EXERCISE: Isolate every line in the data with the string "values" and copy it.

PROVIDED RECORDS start

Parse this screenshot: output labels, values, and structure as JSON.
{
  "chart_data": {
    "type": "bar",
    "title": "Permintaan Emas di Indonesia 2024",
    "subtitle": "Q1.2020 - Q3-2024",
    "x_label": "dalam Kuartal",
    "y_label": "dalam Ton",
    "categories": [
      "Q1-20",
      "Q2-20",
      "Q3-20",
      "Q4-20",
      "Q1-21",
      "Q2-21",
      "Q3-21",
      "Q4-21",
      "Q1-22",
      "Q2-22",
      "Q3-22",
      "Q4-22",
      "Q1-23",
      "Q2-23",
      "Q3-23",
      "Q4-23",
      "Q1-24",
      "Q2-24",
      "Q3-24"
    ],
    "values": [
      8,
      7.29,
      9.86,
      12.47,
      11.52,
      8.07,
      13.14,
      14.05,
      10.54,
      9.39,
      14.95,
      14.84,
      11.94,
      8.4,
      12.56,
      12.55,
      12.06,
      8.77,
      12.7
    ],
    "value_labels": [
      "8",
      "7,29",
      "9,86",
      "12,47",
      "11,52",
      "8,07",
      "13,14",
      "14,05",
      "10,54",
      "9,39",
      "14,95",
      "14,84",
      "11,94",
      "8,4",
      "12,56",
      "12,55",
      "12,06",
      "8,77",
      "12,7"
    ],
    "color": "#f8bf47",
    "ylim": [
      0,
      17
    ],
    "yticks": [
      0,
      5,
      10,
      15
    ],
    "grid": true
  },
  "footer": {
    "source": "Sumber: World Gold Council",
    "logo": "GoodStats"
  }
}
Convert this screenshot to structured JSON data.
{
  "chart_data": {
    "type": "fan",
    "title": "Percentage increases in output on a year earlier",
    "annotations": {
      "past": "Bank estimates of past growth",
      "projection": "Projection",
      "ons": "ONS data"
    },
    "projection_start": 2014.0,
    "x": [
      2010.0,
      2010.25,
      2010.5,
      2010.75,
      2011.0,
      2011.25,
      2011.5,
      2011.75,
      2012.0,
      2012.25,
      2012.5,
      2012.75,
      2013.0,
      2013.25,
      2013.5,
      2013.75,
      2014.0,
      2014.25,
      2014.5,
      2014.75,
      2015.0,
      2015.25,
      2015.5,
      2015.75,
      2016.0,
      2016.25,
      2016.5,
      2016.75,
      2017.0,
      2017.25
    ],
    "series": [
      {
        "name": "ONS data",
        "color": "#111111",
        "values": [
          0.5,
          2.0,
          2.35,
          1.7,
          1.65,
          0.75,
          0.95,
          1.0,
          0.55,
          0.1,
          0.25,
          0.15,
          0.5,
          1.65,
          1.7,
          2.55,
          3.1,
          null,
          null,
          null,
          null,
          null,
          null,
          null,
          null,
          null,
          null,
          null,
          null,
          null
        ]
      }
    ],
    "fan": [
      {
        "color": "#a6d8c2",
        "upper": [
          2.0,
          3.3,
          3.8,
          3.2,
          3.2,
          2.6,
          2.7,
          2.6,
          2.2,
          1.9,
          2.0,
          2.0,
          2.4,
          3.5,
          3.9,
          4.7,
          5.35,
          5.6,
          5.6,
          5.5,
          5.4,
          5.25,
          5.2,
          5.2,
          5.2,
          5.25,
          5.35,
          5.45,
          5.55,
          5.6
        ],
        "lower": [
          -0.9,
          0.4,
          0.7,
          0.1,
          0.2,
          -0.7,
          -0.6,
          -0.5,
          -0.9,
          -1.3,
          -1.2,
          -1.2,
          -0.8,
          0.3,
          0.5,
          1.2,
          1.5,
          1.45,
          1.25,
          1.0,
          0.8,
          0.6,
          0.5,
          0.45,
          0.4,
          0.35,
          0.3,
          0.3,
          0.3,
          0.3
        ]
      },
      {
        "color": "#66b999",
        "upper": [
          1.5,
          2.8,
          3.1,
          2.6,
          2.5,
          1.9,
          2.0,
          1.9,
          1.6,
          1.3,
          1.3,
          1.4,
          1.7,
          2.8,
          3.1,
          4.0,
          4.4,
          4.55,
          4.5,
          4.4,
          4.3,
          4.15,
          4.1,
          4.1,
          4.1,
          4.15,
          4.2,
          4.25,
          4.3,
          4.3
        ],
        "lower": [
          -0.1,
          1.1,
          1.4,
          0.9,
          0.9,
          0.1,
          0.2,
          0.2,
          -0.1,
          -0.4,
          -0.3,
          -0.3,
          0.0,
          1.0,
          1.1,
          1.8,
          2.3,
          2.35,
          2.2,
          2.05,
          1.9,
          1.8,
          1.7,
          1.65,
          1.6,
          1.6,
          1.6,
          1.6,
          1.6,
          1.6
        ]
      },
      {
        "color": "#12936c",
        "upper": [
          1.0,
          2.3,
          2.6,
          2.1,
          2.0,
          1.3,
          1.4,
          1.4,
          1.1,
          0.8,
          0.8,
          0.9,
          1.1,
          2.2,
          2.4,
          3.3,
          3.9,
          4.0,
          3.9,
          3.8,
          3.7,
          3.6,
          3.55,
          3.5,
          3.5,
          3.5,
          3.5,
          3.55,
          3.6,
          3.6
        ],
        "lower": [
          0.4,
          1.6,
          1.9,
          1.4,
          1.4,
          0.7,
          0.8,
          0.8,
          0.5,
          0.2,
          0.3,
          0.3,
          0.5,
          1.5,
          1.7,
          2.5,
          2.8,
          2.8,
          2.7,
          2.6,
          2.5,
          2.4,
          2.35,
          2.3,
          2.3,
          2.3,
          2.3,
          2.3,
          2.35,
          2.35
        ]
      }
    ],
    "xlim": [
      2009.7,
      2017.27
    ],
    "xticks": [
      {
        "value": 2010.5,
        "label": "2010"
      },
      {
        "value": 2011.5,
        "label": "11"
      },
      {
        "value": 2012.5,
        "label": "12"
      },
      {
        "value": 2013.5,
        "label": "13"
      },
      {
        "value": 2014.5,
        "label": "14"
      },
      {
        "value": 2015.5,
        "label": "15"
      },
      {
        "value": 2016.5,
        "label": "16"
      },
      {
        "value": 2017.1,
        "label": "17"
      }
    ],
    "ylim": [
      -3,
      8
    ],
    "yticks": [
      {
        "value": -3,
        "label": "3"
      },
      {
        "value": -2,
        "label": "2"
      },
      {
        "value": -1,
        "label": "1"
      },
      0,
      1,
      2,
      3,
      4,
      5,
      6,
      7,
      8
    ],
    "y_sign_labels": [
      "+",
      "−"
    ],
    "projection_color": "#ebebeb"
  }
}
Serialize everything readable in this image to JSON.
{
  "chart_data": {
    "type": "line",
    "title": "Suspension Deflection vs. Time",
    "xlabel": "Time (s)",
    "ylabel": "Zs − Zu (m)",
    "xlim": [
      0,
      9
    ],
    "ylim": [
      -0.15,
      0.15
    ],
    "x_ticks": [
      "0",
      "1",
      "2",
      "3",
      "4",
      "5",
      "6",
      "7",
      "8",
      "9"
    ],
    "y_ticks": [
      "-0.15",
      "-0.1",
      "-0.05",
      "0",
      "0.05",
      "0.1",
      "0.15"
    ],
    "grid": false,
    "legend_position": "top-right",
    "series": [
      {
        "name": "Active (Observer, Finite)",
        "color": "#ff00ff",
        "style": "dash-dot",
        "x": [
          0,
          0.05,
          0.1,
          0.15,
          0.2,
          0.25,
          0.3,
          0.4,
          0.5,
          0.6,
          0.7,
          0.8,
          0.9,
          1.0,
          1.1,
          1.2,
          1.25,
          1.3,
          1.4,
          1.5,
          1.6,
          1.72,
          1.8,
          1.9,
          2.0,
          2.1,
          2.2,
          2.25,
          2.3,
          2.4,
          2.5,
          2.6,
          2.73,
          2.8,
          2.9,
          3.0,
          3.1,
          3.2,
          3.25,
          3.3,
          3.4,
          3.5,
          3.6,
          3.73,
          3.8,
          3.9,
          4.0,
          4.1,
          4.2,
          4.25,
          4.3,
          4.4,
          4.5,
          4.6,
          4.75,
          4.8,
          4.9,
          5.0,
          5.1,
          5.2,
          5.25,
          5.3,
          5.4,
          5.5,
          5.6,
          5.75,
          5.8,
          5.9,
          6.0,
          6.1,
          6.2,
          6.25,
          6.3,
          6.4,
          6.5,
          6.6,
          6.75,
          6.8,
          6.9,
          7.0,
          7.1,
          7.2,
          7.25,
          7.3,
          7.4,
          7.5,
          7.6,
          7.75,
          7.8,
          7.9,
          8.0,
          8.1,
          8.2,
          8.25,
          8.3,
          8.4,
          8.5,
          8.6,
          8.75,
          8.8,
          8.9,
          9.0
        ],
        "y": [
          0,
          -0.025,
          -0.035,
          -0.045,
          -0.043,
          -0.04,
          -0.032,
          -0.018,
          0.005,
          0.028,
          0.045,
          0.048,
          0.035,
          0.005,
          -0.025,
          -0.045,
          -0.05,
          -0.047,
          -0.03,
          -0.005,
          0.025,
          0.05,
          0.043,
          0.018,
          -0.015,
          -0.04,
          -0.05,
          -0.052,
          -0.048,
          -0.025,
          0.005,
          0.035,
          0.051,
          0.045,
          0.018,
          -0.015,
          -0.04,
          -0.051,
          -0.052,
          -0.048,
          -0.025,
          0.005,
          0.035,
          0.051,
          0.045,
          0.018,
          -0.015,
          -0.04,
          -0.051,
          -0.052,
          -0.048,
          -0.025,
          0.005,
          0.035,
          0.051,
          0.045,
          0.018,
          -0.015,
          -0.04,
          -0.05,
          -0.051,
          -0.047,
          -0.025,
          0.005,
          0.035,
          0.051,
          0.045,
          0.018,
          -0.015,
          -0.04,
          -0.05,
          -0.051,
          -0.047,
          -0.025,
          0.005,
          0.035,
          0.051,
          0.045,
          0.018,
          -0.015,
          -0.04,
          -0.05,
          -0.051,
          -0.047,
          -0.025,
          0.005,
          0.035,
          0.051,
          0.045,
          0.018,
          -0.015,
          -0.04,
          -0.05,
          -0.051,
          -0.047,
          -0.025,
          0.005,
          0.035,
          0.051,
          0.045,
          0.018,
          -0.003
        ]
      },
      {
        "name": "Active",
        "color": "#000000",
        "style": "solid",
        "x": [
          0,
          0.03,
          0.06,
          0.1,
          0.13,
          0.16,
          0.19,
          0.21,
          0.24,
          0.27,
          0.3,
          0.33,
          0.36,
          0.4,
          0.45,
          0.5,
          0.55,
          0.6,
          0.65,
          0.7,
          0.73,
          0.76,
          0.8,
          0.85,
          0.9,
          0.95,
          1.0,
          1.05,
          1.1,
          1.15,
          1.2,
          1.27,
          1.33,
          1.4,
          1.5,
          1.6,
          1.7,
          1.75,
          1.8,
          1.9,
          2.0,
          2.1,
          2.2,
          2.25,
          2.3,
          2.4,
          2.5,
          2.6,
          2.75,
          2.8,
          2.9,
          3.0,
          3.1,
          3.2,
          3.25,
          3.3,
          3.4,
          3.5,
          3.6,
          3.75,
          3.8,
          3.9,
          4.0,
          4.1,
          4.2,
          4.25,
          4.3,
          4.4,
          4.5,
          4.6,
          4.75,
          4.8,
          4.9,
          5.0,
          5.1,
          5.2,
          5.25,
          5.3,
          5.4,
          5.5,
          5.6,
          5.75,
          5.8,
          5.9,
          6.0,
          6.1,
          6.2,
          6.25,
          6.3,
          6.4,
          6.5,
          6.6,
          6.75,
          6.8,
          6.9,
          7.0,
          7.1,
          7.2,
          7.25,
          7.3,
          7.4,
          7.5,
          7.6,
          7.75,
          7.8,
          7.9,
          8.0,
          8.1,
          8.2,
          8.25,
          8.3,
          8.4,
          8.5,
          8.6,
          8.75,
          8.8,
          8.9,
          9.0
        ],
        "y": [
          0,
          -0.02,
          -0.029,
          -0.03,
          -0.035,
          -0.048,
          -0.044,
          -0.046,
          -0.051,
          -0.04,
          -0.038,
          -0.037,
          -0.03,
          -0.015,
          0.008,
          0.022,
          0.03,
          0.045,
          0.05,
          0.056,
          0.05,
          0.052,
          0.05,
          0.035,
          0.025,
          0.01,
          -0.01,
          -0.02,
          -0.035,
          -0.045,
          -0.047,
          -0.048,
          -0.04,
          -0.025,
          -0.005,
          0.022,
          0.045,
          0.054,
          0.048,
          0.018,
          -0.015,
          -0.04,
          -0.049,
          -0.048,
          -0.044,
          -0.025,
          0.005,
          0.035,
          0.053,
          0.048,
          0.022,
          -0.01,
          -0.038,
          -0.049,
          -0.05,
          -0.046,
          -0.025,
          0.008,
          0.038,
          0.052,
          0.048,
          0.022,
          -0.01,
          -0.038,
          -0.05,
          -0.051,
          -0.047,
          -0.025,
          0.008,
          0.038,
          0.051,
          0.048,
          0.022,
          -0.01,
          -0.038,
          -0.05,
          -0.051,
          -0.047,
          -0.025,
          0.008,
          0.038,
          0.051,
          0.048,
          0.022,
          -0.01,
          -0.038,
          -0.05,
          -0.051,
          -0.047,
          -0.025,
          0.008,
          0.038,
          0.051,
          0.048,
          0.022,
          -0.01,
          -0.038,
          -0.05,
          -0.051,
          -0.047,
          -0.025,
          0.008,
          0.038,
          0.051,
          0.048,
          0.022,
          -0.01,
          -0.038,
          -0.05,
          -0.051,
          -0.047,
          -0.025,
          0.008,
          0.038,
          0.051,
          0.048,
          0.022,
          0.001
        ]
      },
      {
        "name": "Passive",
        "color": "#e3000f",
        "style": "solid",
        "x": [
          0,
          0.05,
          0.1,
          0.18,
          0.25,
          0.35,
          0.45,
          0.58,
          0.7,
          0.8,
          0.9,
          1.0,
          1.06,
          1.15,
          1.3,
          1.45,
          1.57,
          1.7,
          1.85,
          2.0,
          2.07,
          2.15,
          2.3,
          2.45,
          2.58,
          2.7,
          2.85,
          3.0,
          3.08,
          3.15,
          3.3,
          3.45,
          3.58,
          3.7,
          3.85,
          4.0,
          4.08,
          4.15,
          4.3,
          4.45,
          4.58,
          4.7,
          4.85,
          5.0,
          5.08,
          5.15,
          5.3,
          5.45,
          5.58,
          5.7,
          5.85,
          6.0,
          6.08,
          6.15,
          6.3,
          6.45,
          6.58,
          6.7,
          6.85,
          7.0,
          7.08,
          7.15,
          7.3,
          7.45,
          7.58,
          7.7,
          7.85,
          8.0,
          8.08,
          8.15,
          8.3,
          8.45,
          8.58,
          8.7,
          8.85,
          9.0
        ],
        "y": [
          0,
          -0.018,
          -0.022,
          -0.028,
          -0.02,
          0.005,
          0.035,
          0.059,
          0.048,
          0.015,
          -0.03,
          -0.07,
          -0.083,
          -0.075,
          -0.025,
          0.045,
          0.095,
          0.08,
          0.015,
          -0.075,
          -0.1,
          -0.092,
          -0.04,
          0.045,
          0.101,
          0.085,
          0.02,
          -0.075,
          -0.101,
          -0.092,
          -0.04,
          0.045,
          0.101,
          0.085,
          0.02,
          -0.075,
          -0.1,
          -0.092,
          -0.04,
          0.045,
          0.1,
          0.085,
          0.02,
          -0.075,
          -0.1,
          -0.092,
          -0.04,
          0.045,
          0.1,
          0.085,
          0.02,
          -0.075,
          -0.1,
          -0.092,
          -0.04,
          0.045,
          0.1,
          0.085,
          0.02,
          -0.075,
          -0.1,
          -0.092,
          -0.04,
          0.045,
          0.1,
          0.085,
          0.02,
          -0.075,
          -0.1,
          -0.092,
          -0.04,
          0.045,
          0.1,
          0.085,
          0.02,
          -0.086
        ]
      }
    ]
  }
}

PROVIDED RECORDS end

CORRECT RESULT:
Parse this screenshot: output labels, values, and structure as JSON.
    "values": [
        "values": [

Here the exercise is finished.